• **TASK INSTRUCTIONS**: Reproduce each line bearing the word "Tuesday".

— start MATERIAL SHOWN —

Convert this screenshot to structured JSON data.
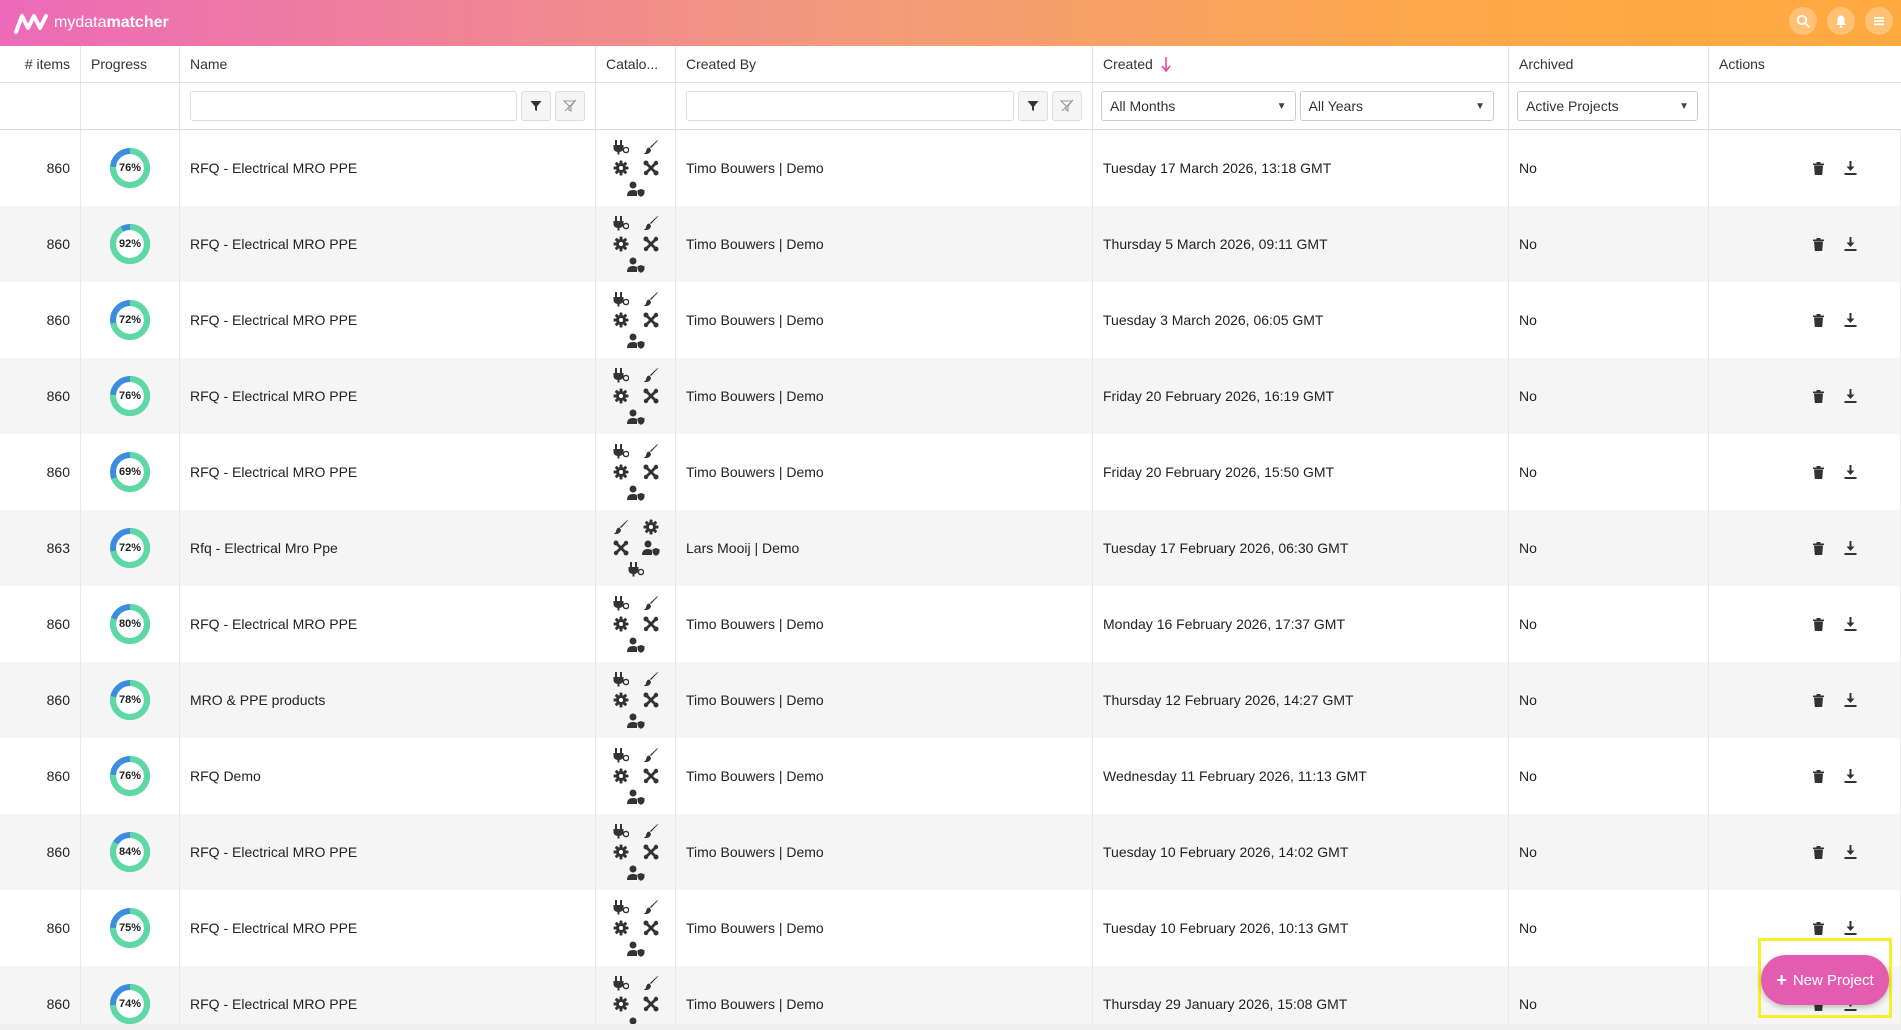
{
  "app": {
    "logo_bold": "mydata",
    "logo_rest": "matcher"
  },
  "header_icons": [
    "search-icon",
    "bell-icon",
    "menu-icon"
  ],
  "columns": {
    "items": "# items",
    "progress": "Progress",
    "name": "Name",
    "catalog": "Catalo...",
    "created_by": "Created By",
    "created": "Created",
    "archived": "Archived",
    "actions": "Actions"
  },
  "filters": {
    "name_value": "",
    "created_by_value": "",
    "months": "All Months",
    "years": "All Years",
    "archived": "Active Projects"
  },
  "colors": {
    "accent": "#e8489a",
    "donut_green": "#5fd9a3",
    "donut_blue": "#3a8de0",
    "fab": "#e45cb0"
  },
  "rows": [
    {
      "items": "860",
      "progress": 76,
      "progress_label": "76%",
      "name": "RFQ - Electrical MRO PPE",
      "created_by": "Timo Bouwers | Demo",
      "created": "Tuesday 17 March 2026, 13:18 GMT",
      "archived": "No",
      "alt_icons": false
    },
    {
      "items": "860",
      "progress": 92,
      "progress_label": "92%",
      "name": "RFQ - Electrical MRO PPE",
      "created_by": "Timo Bouwers | Demo",
      "created": "Thursday 5 March 2026, 09:11 GMT",
      "archived": "No",
      "alt_icons": false
    },
    {
      "items": "860",
      "progress": 72,
      "progress_label": "72%",
      "name": "RFQ - Electrical MRO PPE",
      "created_by": "Timo Bouwers | Demo",
      "created": "Tuesday 3 March 2026, 06:05 GMT",
      "archived": "No",
      "alt_icons": false
    },
    {
      "items": "860",
      "progress": 76,
      "progress_label": "76%",
      "name": "RFQ - Electrical MRO PPE",
      "created_by": "Timo Bouwers | Demo",
      "created": "Friday 20 February 2026, 16:19 GMT",
      "archived": "No",
      "alt_icons": false
    },
    {
      "items": "860",
      "progress": 69,
      "progress_label": "69%",
      "name": "RFQ - Electrical MRO PPE",
      "created_by": "Timo Bouwers | Demo",
      "created": "Friday 20 February 2026, 15:50 GMT",
      "archived": "No",
      "alt_icons": false
    },
    {
      "items": "863",
      "progress": 72,
      "progress_label": "72%",
      "name": "Rfq - Electrical Mro Ppe",
      "created_by": "Lars Mooij | Demo",
      "created": "Tuesday 17 February 2026, 06:30 GMT",
      "archived": "No",
      "alt_icons": true
    },
    {
      "items": "860",
      "progress": 80,
      "progress_label": "80%",
      "name": "RFQ - Electrical MRO PPE",
      "created_by": "Timo Bouwers | Demo",
      "created": "Monday 16 February 2026, 17:37 GMT",
      "archived": "No",
      "alt_icons": false
    },
    {
      "items": "860",
      "progress": 78,
      "progress_label": "78%",
      "name": "MRO & PPE products",
      "created_by": "Timo Bouwers | Demo",
      "created": "Thursday 12 February 2026, 14:27 GMT",
      "archived": "No",
      "alt_icons": false
    },
    {
      "items": "860",
      "progress": 76,
      "progress_label": "76%",
      "name": "RFQ Demo",
      "created_by": "Timo Bouwers | Demo",
      "created": "Wednesday 11 February 2026, 11:13 GMT",
      "archived": "No",
      "alt_icons": false
    },
    {
      "items": "860",
      "progress": 84,
      "progress_label": "84%",
      "name": "RFQ - Electrical MRO PPE",
      "created_by": "Timo Bouwers | Demo",
      "created": "Tuesday 10 February 2026, 14:02 GMT",
      "archived": "No",
      "alt_icons": false
    },
    {
      "items": "860",
      "progress": 75,
      "progress_label": "75%",
      "name": "RFQ - Electrical MRO PPE",
      "created_by": "Timo Bouwers | Demo",
      "created": "Tuesday 10 February 2026, 10:13 GMT",
      "archived": "No",
      "alt_icons": false
    },
    {
      "items": "860",
      "progress": 74,
      "progress_label": "74%",
      "name": "RFQ - Electrical MRO PPE",
      "created_by": "Timo Bouwers | Demo",
      "created": "Thursday 29 January 2026, 15:08 GMT",
      "archived": "No",
      "alt_icons": false
    }
  ],
  "fab": {
    "label": "New Project"
  }
}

— end MATERIAL SHOWN —

• **OUTPUT BELOW**:
      "created": "Tuesday 17 March 2026, 13:18 GMT",
      "created": "Tuesday 3 March 2026, 06:05 GMT",
      "created": "Tuesday 17 February 2026, 06:30 GMT",
      "created": "Tuesday 10 February 2026, 14:02 GMT",
      "created": "Tuesday 10 February 2026, 10:13 GMT",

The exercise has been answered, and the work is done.